[Figure collection entries]
## begin

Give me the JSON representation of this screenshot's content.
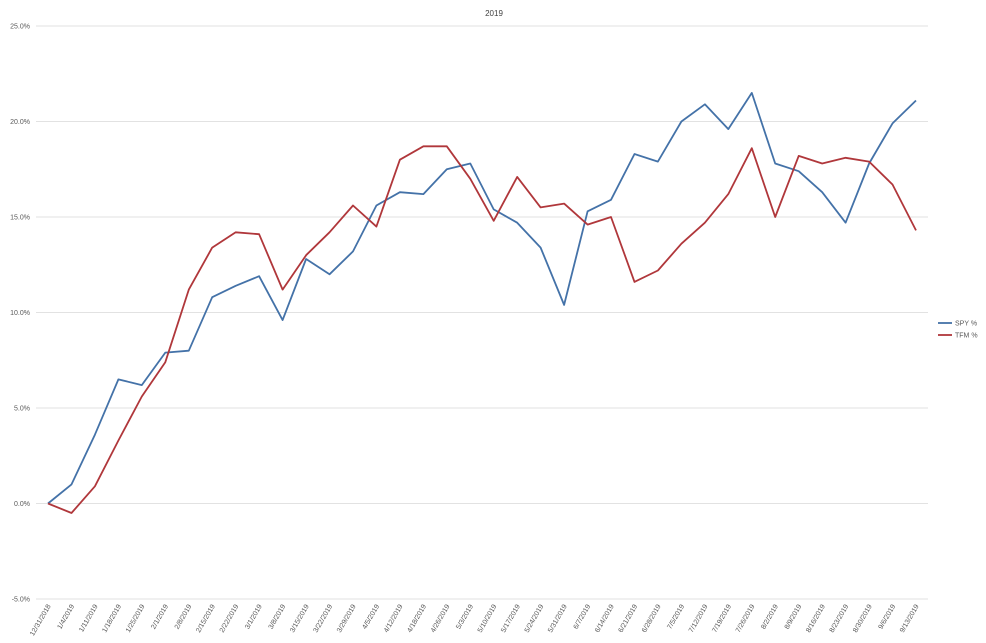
{
  "chart_data": {
    "type": "line",
    "title": "2019",
    "xlabel": "",
    "ylabel": "",
    "ylim": [
      -5.0,
      25.0
    ],
    "yticks": [
      "-5.0%",
      "0.0%",
      "5.0%",
      "10.0%",
      "15.0%",
      "20.0%",
      "25.0%"
    ],
    "grid": true,
    "legend_position": "right",
    "categories": [
      "12/31/2018",
      "1/4/2019",
      "1/11/2019",
      "1/18/2019",
      "1/25/2019",
      "2/1/2019",
      "2/8/2019",
      "2/15/2019",
      "2/22/2019",
      "3/1/2019",
      "3/8/2019",
      "3/15/2019",
      "3/22/2019",
      "3/29/2019",
      "4/5/2019",
      "4/12/2019",
      "4/18/2019",
      "4/26/2019",
      "5/3/2019",
      "5/10/2019",
      "5/17/2019",
      "5/24/2019",
      "5/31/2019",
      "6/7/2019",
      "6/14/2019",
      "6/21/2019",
      "6/28/2019",
      "7/5/2019",
      "7/12/2019",
      "7/19/2019",
      "7/26/2019",
      "8/2/2019",
      "8/9/2019",
      "8/16/2019",
      "8/23/2019",
      "8/30/2019",
      "9/6/2019",
      "9/13/2019"
    ],
    "series": [
      {
        "name": "SPY %",
        "color": "#4472A8",
        "values": [
          0.0,
          1.0,
          3.6,
          6.5,
          6.2,
          7.9,
          8.0,
          10.8,
          11.4,
          11.9,
          9.6,
          12.8,
          12.0,
          13.2,
          15.6,
          16.3,
          16.2,
          17.5,
          17.8,
          15.4,
          14.7,
          13.4,
          10.4,
          15.3,
          15.9,
          18.3,
          17.9,
          20.0,
          20.9,
          19.6,
          21.5,
          17.8,
          17.4,
          16.3,
          14.7,
          17.8,
          19.9,
          21.1
        ]
      },
      {
        "name": "TFM %",
        "color": "#B0373B",
        "values": [
          0.0,
          -0.5,
          0.9,
          3.3,
          5.6,
          7.4,
          11.2,
          13.4,
          14.2,
          14.1,
          11.2,
          13.0,
          14.2,
          15.6,
          14.5,
          18.0,
          18.7,
          18.7,
          17.0,
          14.8,
          17.1,
          15.5,
          15.7,
          14.6,
          15.0,
          11.6,
          12.2,
          13.6,
          14.7,
          16.2,
          18.6,
          15.0,
          18.2,
          17.8,
          18.1,
          17.9,
          16.7,
          14.3
        ]
      }
    ]
  }
}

## end

• **Aim**: Write out the entries above verbatim; the pictures do not belong in your copy.

• **Result**:
Give me the JSON representation of this screenshot's content.
{
  "chart_data": {
    "type": "line",
    "title": "2019",
    "xlabel": "",
    "ylabel": "",
    "ylim": [
      -5.0,
      25.0
    ],
    "yticks": [
      "-5.0%",
      "0.0%",
      "5.0%",
      "10.0%",
      "15.0%",
      "20.0%",
      "25.0%"
    ],
    "grid": true,
    "legend_position": "right",
    "categories": [
      "12/31/2018",
      "1/4/2019",
      "1/11/2019",
      "1/18/2019",
      "1/25/2019",
      "2/1/2019",
      "2/8/2019",
      "2/15/2019",
      "2/22/2019",
      "3/1/2019",
      "3/8/2019",
      "3/15/2019",
      "3/22/2019",
      "3/29/2019",
      "4/5/2019",
      "4/12/2019",
      "4/18/2019",
      "4/26/2019",
      "5/3/2019",
      "5/10/2019",
      "5/17/2019",
      "5/24/2019",
      "5/31/2019",
      "6/7/2019",
      "6/14/2019",
      "6/21/2019",
      "6/28/2019",
      "7/5/2019",
      "7/12/2019",
      "7/19/2019",
      "7/26/2019",
      "8/2/2019",
      "8/9/2019",
      "8/16/2019",
      "8/23/2019",
      "8/30/2019",
      "9/6/2019",
      "9/13/2019"
    ],
    "series": [
      {
        "name": "SPY %",
        "color": "#4472A8",
        "values": [
          0.0,
          1.0,
          3.6,
          6.5,
          6.2,
          7.9,
          8.0,
          10.8,
          11.4,
          11.9,
          9.6,
          12.8,
          12.0,
          13.2,
          15.6,
          16.3,
          16.2,
          17.5,
          17.8,
          15.4,
          14.7,
          13.4,
          10.4,
          15.3,
          15.9,
          18.3,
          17.9,
          20.0,
          20.9,
          19.6,
          21.5,
          17.8,
          17.4,
          16.3,
          14.7,
          17.8,
          19.9,
          21.1
        ]
      },
      {
        "name": "TFM %",
        "color": "#B0373B",
        "values": [
          0.0,
          -0.5,
          0.9,
          3.3,
          5.6,
          7.4,
          11.2,
          13.4,
          14.2,
          14.1,
          11.2,
          13.0,
          14.2,
          15.6,
          14.5,
          18.0,
          18.7,
          18.7,
          17.0,
          14.8,
          17.1,
          15.5,
          15.7,
          14.6,
          15.0,
          11.6,
          12.2,
          13.6,
          14.7,
          16.2,
          18.6,
          15.0,
          18.2,
          17.8,
          18.1,
          17.9,
          16.7,
          14.3
        ]
      }
    ]
  }
}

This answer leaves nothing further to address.